▼

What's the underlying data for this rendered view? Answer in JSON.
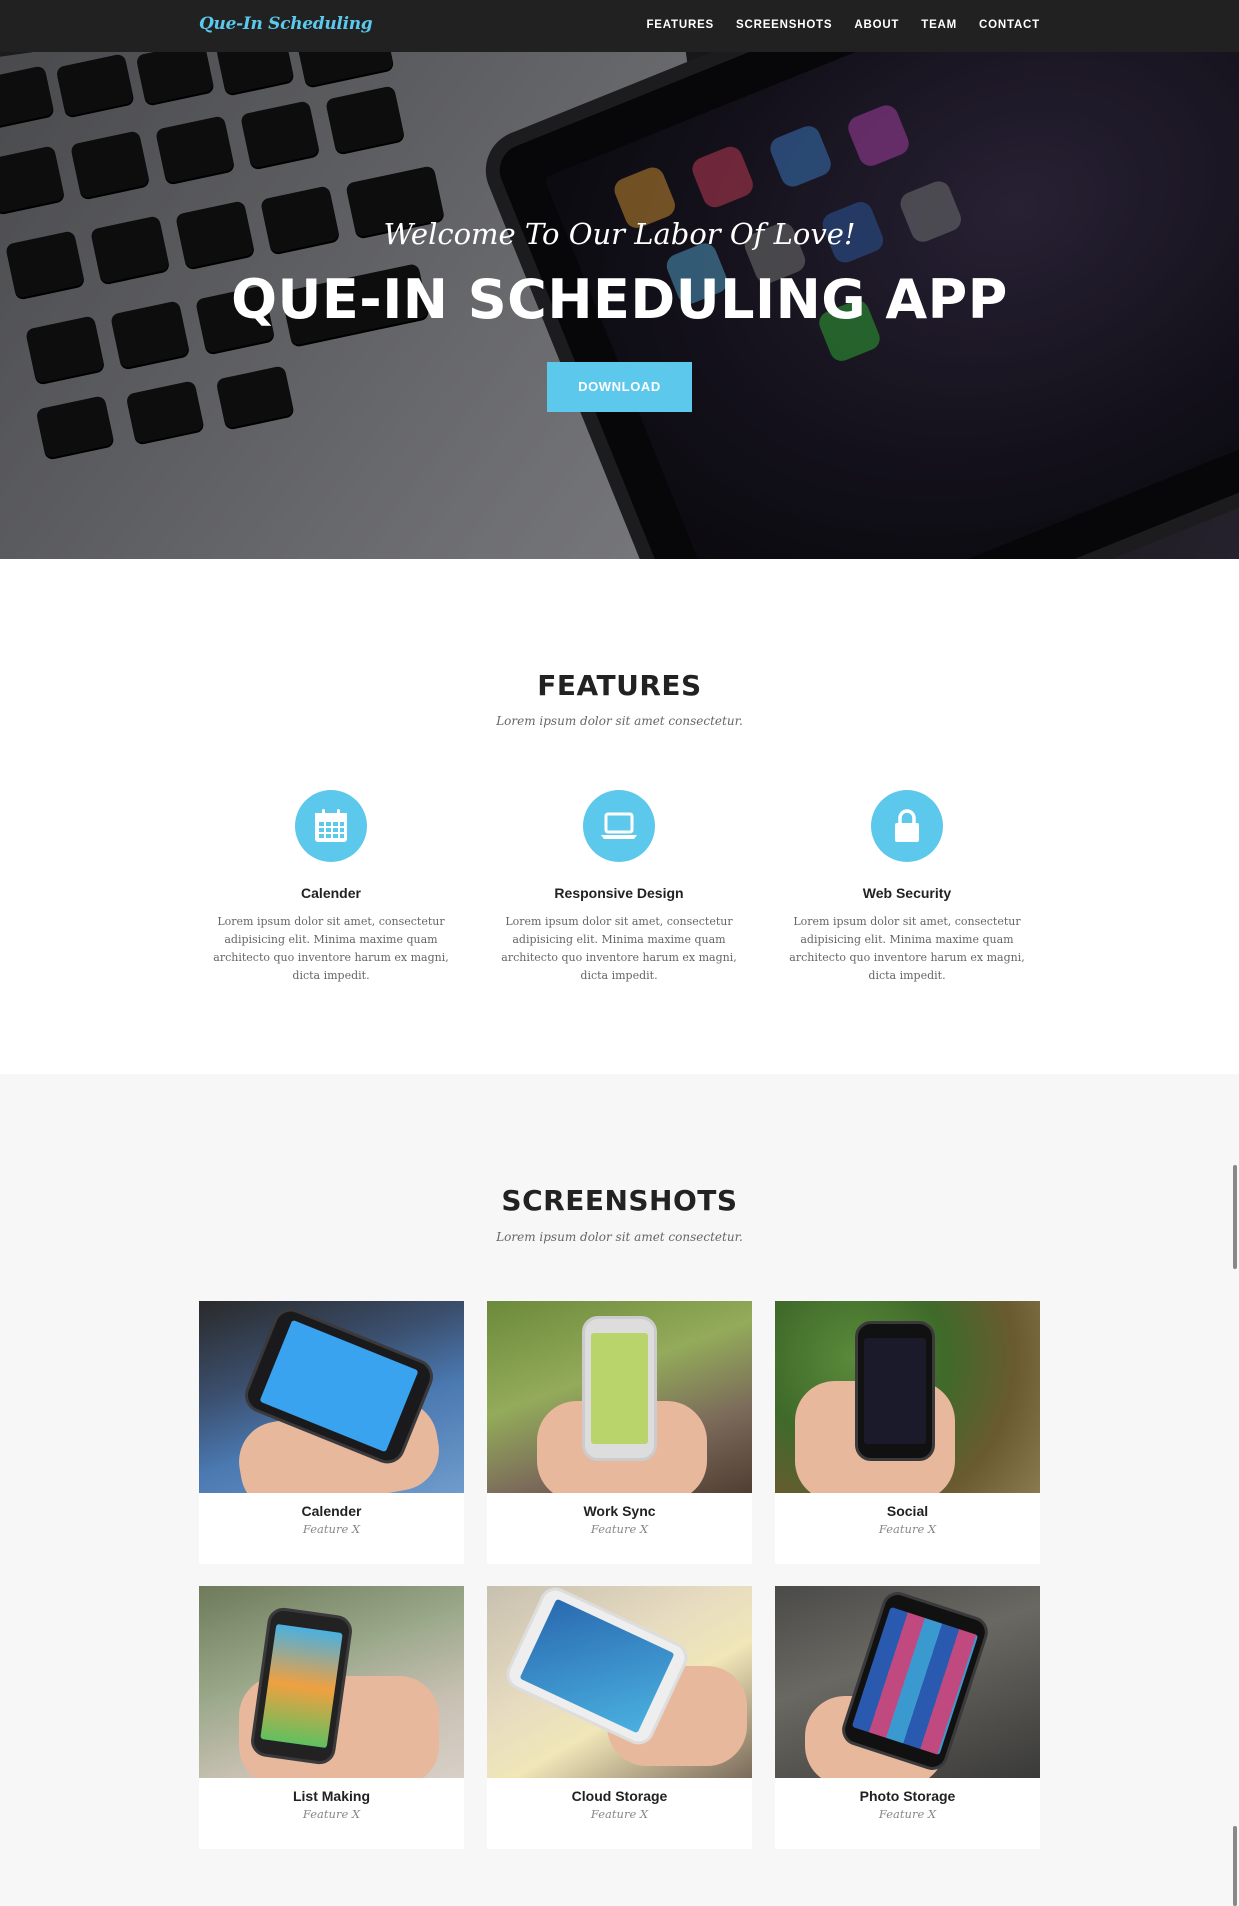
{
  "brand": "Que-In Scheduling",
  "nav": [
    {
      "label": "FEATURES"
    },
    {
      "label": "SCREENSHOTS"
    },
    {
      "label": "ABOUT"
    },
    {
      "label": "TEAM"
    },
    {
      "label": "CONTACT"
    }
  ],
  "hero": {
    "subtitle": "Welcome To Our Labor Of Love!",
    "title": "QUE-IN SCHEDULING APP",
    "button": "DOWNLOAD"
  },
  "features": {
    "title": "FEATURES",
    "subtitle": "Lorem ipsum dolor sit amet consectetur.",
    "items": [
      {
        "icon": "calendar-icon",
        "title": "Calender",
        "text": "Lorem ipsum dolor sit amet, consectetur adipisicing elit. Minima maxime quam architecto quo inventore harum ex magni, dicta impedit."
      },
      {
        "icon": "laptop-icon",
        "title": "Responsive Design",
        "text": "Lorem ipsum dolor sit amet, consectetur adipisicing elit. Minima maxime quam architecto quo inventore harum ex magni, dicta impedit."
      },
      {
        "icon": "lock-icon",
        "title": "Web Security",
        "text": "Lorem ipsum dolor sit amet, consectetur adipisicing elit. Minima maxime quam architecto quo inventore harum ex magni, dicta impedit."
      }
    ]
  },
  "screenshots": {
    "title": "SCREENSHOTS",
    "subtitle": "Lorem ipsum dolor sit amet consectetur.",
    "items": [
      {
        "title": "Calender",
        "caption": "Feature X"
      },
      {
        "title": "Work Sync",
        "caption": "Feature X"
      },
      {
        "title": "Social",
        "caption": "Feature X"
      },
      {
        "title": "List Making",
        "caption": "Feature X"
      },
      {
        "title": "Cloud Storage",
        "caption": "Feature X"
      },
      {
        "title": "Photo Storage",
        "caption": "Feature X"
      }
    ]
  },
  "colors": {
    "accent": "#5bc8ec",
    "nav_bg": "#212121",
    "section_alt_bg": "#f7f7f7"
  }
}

▲

● **What is needed**
Leave out the pictures and copy every record above exactly.

● **Result**
What's the underlying data for this rendered view? Answer in JSON.
{
  "brand": "Que-In Scheduling",
  "nav": [
    {
      "label": "FEATURES"
    },
    {
      "label": "SCREENSHOTS"
    },
    {
      "label": "ABOUT"
    },
    {
      "label": "TEAM"
    },
    {
      "label": "CONTACT"
    }
  ],
  "hero": {
    "subtitle": "Welcome To Our Labor Of Love!",
    "title": "QUE-IN SCHEDULING APP",
    "button": "DOWNLOAD"
  },
  "features": {
    "title": "FEATURES",
    "subtitle": "Lorem ipsum dolor sit amet consectetur.",
    "items": [
      {
        "icon": "calendar-icon",
        "title": "Calender",
        "text": "Lorem ipsum dolor sit amet, consectetur adipisicing elit. Minima maxime quam architecto quo inventore harum ex magni, dicta impedit."
      },
      {
        "icon": "laptop-icon",
        "title": "Responsive Design",
        "text": "Lorem ipsum dolor sit amet, consectetur adipisicing elit. Minima maxime quam architecto quo inventore harum ex magni, dicta impedit."
      },
      {
        "icon": "lock-icon",
        "title": "Web Security",
        "text": "Lorem ipsum dolor sit amet, consectetur adipisicing elit. Minima maxime quam architecto quo inventore harum ex magni, dicta impedit."
      }
    ]
  },
  "screenshots": {
    "title": "SCREENSHOTS",
    "subtitle": "Lorem ipsum dolor sit amet consectetur.",
    "items": [
      {
        "title": "Calender",
        "caption": "Feature X"
      },
      {
        "title": "Work Sync",
        "caption": "Feature X"
      },
      {
        "title": "Social",
        "caption": "Feature X"
      },
      {
        "title": "List Making",
        "caption": "Feature X"
      },
      {
        "title": "Cloud Storage",
        "caption": "Feature X"
      },
      {
        "title": "Photo Storage",
        "caption": "Feature X"
      }
    ]
  },
  "colors": {
    "accent": "#5bc8ec",
    "nav_bg": "#212121",
    "section_alt_bg": "#f7f7f7"
  }
}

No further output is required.